REQUIRED WORK ->
Note each line where "pieprz" appears, and copy it.

════════

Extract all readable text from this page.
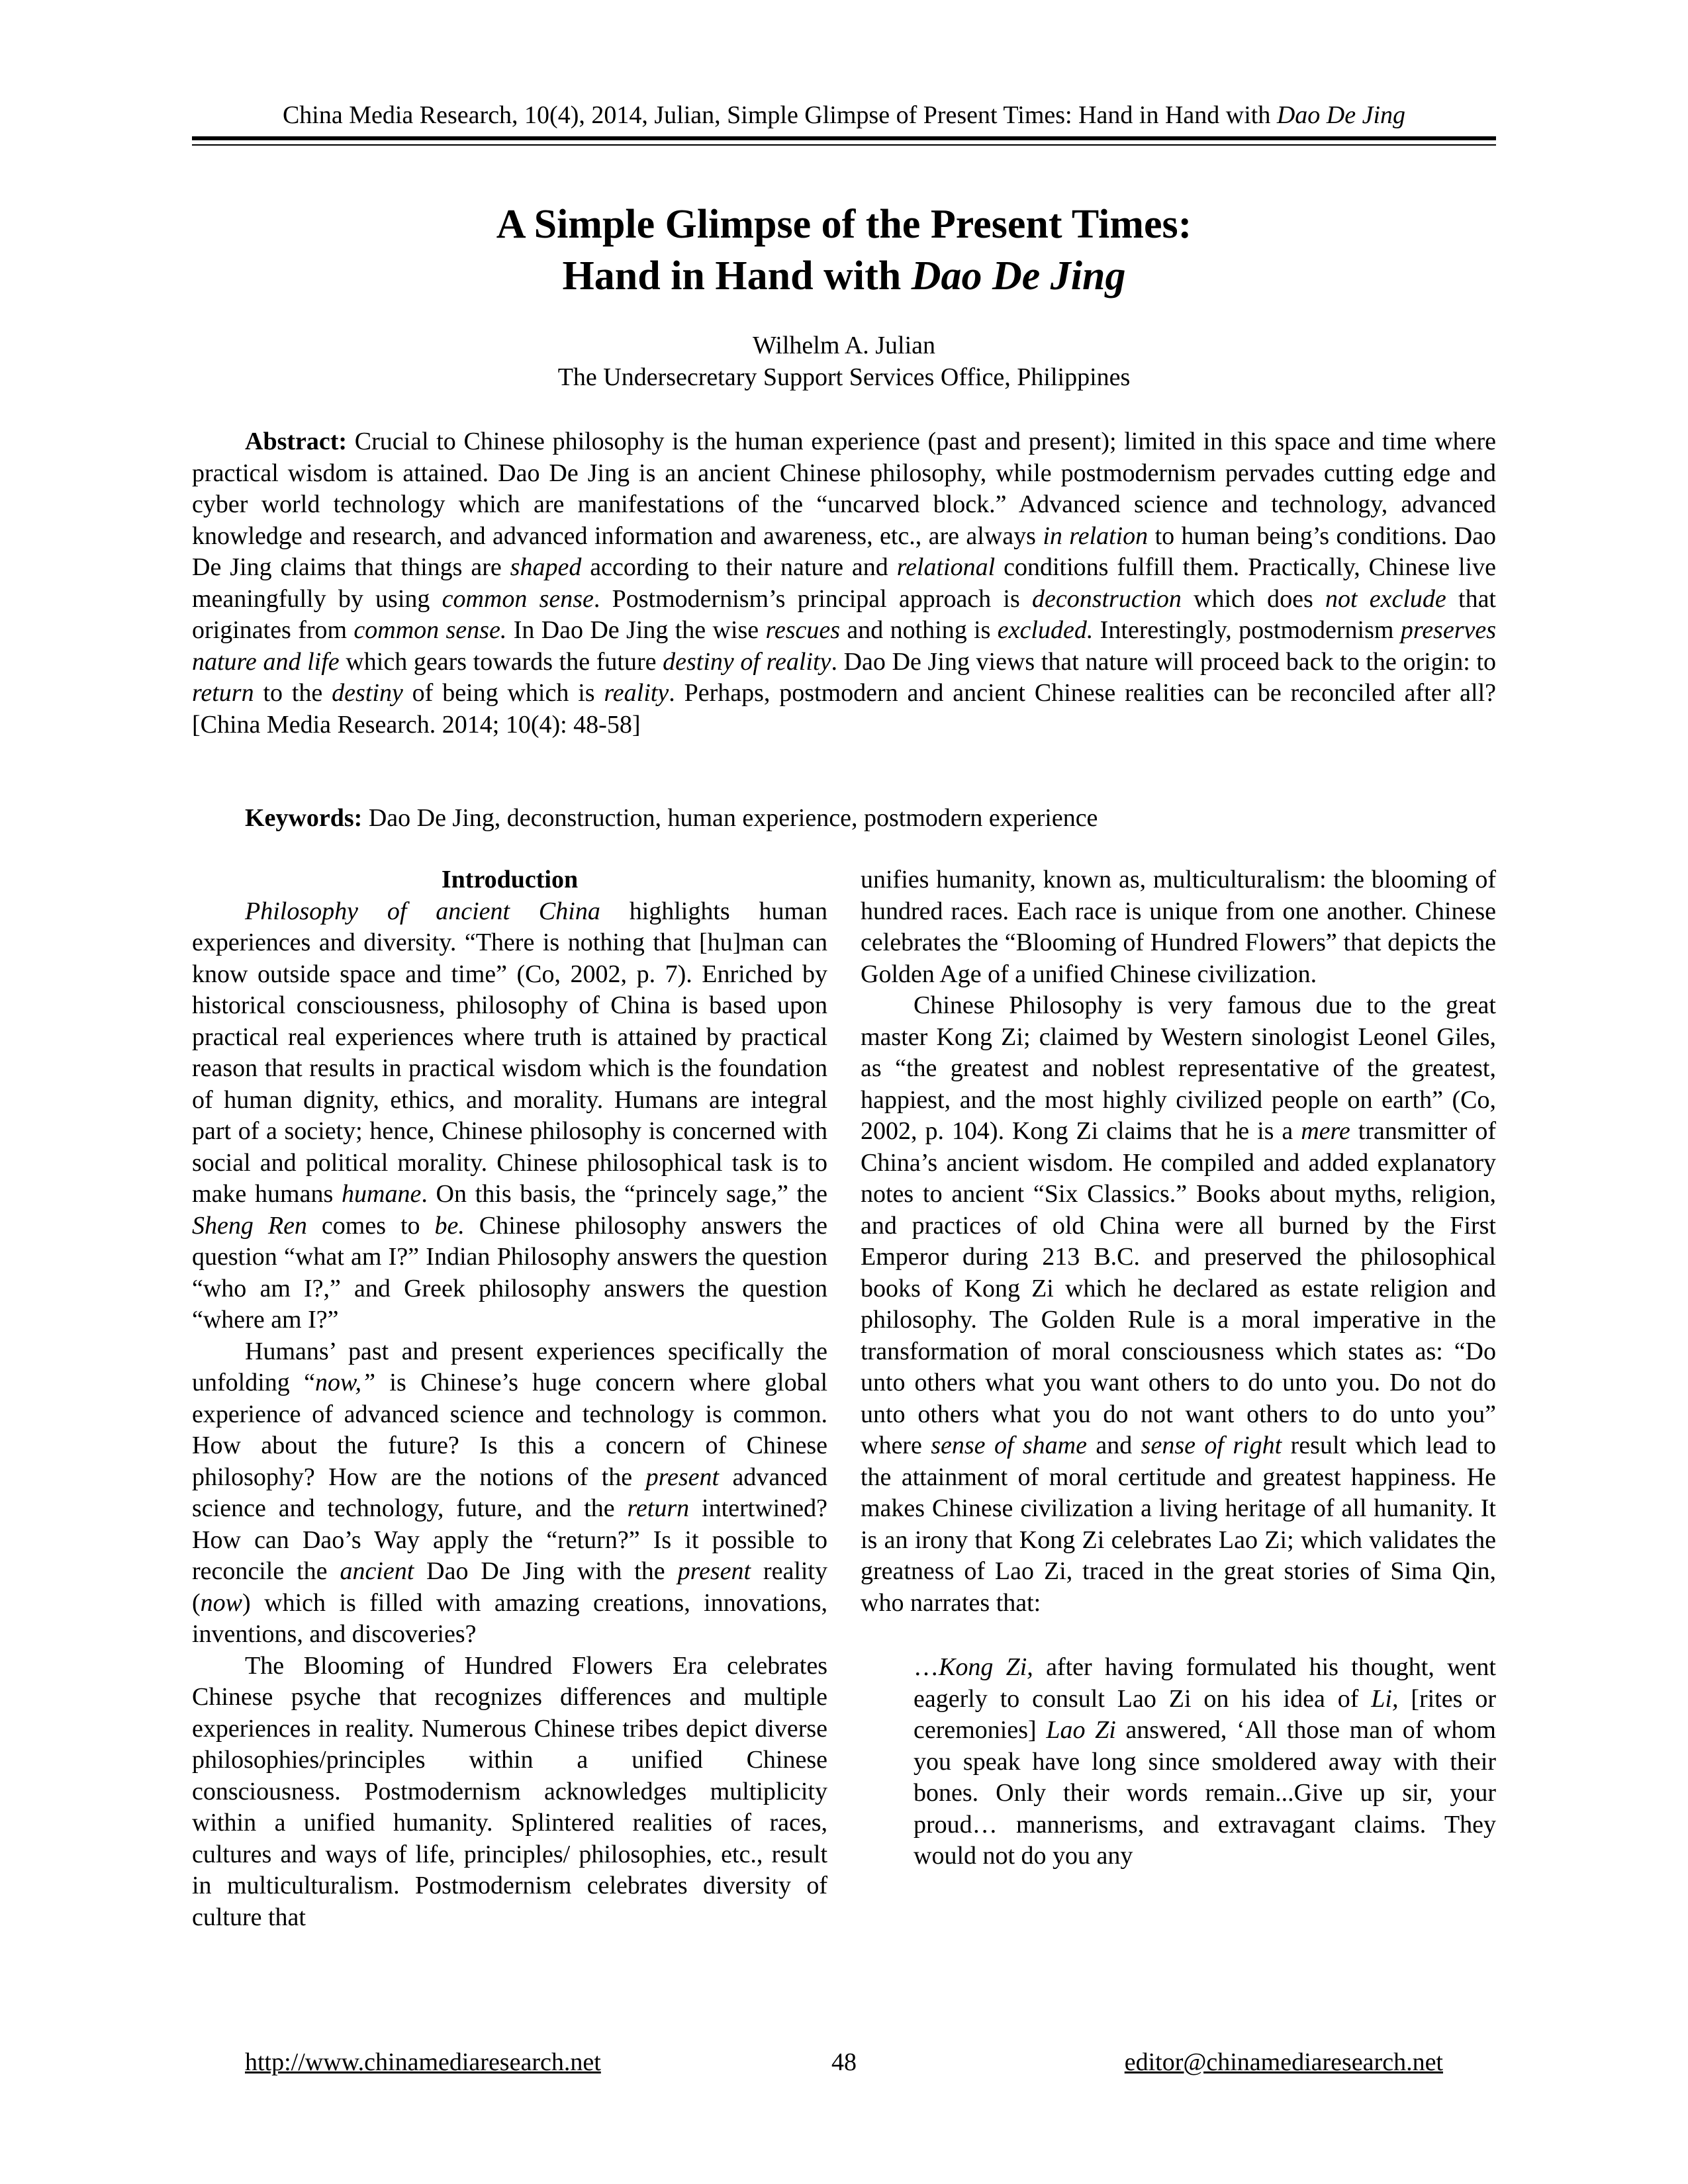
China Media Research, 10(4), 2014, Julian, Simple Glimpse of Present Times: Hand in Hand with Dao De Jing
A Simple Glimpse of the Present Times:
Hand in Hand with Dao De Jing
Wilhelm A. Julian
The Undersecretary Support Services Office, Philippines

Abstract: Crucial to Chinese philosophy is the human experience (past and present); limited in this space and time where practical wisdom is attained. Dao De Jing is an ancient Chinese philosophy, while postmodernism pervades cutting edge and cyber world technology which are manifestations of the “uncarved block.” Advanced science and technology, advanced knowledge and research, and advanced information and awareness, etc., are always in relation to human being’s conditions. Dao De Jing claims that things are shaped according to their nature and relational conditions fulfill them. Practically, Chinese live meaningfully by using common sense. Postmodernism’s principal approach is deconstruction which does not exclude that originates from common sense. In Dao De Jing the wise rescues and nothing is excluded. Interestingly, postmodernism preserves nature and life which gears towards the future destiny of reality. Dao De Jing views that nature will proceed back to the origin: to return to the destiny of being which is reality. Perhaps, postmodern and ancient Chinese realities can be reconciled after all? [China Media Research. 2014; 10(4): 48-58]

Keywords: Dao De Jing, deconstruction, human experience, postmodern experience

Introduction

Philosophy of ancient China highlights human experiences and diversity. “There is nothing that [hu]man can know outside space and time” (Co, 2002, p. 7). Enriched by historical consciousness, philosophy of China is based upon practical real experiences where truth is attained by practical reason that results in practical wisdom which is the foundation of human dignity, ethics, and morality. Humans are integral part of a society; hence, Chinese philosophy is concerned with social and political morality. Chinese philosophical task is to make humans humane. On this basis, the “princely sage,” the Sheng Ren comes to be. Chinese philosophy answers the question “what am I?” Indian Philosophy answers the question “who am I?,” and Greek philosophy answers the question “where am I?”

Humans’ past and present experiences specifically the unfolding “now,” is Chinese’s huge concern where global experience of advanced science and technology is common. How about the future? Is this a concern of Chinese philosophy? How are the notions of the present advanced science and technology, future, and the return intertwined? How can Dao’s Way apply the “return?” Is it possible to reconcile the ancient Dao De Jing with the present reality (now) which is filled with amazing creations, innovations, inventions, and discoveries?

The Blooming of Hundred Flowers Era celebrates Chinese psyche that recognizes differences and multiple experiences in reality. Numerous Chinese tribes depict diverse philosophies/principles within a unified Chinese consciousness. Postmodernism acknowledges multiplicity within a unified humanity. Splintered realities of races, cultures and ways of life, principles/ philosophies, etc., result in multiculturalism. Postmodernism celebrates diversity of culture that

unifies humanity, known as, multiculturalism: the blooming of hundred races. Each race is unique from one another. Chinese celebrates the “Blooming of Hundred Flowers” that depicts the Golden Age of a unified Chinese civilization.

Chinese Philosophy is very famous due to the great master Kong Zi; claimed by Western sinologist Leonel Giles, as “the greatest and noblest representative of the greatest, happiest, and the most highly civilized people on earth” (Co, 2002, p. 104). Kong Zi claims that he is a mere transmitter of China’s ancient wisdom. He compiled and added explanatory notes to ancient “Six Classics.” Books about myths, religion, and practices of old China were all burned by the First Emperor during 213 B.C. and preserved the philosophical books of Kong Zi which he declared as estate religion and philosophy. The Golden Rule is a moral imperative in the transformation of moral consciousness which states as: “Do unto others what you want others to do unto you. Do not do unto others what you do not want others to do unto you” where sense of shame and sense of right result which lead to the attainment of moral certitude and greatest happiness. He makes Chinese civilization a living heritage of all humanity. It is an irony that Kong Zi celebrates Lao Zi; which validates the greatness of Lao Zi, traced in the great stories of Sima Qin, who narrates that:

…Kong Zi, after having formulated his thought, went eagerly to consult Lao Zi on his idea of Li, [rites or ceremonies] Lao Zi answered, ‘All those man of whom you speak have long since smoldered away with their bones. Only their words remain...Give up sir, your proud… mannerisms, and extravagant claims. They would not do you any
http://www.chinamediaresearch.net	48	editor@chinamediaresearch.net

════════

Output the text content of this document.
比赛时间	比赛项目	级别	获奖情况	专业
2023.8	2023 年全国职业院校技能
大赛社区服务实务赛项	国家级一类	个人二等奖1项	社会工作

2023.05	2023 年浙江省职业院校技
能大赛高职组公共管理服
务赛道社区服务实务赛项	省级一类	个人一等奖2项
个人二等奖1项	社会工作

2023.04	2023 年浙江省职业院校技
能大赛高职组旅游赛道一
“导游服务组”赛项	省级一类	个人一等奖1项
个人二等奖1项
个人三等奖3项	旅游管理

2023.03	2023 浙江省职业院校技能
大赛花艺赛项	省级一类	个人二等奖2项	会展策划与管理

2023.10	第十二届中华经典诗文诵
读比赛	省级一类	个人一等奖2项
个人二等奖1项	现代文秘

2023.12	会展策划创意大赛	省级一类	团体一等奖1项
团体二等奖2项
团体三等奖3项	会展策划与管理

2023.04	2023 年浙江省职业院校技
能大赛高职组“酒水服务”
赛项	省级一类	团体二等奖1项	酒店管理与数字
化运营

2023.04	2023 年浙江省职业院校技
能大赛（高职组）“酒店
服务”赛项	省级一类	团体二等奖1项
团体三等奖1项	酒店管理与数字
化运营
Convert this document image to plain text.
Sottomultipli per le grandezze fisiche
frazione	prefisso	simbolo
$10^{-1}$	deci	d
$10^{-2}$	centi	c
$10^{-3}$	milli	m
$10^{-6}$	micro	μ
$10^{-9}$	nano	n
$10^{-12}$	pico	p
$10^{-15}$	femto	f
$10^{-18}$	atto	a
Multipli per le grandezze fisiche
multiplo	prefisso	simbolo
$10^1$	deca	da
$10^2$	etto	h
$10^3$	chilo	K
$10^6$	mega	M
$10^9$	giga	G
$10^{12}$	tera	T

════════

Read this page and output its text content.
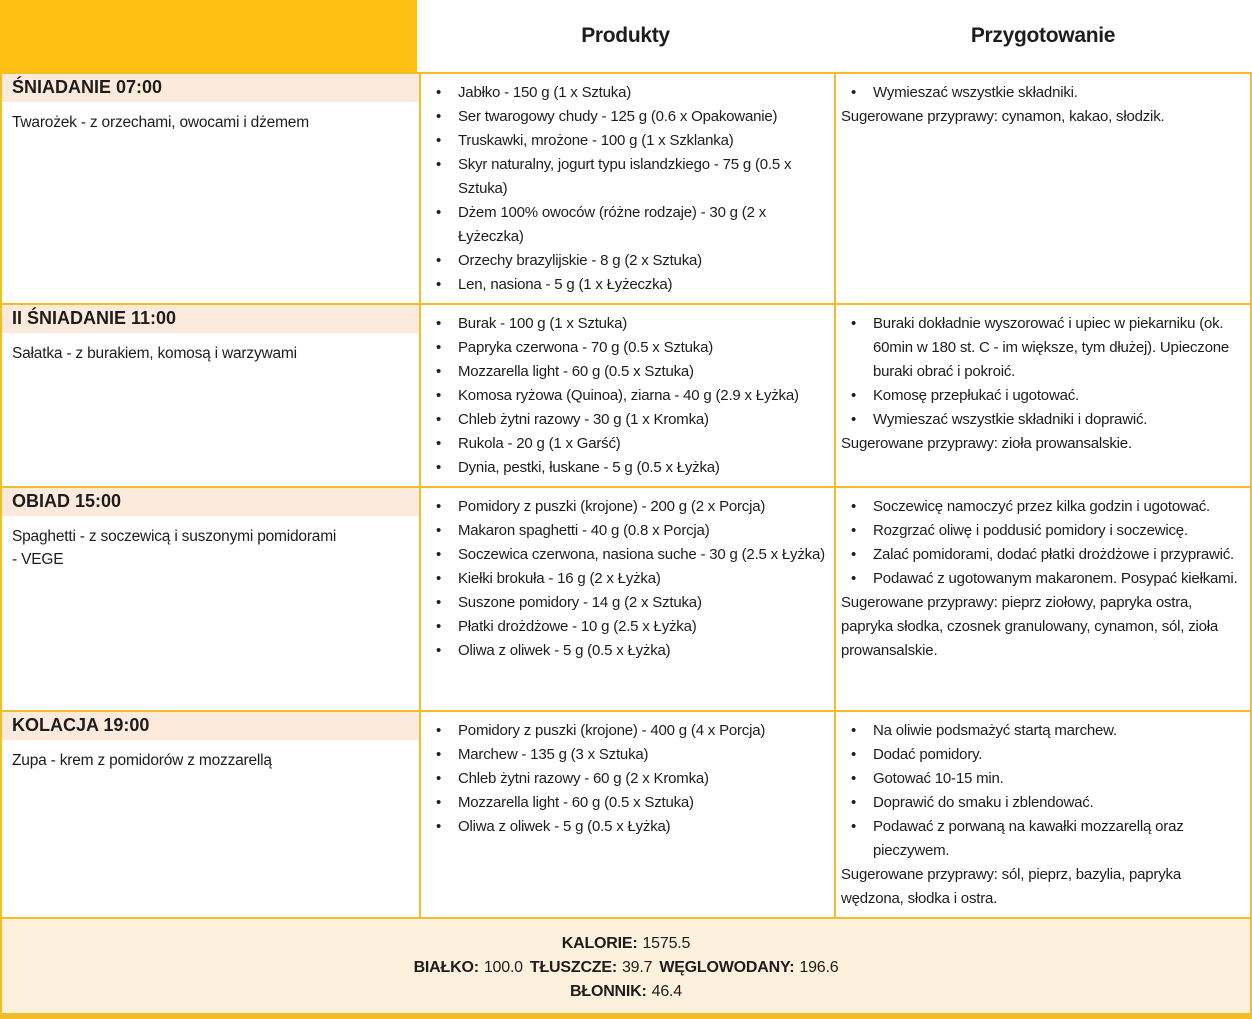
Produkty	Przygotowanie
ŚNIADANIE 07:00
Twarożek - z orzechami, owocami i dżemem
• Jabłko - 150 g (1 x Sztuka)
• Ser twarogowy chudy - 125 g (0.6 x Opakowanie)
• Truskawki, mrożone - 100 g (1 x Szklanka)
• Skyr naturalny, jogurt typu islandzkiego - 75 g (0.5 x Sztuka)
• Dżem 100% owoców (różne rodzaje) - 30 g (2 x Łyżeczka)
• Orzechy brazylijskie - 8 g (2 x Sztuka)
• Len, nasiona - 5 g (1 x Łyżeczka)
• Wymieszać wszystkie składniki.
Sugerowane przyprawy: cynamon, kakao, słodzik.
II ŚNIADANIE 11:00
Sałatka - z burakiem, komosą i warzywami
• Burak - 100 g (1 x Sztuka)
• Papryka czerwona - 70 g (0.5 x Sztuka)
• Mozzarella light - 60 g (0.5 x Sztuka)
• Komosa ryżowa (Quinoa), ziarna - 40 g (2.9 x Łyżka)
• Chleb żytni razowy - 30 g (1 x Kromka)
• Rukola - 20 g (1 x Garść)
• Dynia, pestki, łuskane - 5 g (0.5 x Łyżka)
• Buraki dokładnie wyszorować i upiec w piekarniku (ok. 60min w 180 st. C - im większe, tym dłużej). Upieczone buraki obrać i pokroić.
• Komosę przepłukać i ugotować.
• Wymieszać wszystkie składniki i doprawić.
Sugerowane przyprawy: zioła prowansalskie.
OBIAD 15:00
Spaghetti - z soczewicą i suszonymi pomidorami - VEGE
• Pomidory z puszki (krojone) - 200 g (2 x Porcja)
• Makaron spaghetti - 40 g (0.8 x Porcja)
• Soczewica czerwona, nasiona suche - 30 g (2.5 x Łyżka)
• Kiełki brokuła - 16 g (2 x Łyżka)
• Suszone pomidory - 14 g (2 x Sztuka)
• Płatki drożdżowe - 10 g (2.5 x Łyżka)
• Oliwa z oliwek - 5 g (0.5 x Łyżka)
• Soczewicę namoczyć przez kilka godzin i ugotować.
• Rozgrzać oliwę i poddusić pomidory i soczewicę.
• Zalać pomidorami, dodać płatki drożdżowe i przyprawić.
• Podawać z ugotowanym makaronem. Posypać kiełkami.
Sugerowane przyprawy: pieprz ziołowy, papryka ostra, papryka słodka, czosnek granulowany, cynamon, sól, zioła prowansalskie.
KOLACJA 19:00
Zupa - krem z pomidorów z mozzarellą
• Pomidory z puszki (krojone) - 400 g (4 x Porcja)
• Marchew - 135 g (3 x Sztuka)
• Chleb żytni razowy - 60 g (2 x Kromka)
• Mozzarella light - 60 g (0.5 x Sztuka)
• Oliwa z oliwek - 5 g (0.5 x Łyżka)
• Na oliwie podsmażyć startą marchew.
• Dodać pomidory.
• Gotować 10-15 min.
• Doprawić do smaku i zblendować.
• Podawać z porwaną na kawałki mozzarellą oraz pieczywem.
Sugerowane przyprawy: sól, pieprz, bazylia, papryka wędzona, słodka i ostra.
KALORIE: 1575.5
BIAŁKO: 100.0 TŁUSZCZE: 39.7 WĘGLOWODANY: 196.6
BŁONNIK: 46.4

════════

EXERCISE RESPONSE ->
Sugerowane przyprawy: pieprz ziołowy, papryka ostra, papryka słodka, czosnek granulowany, cynamon, sól, zioła prowansalskie.
Sugerowane przyprawy: sól, pieprz, bazylia, papryka wędzona, słodka i ostra.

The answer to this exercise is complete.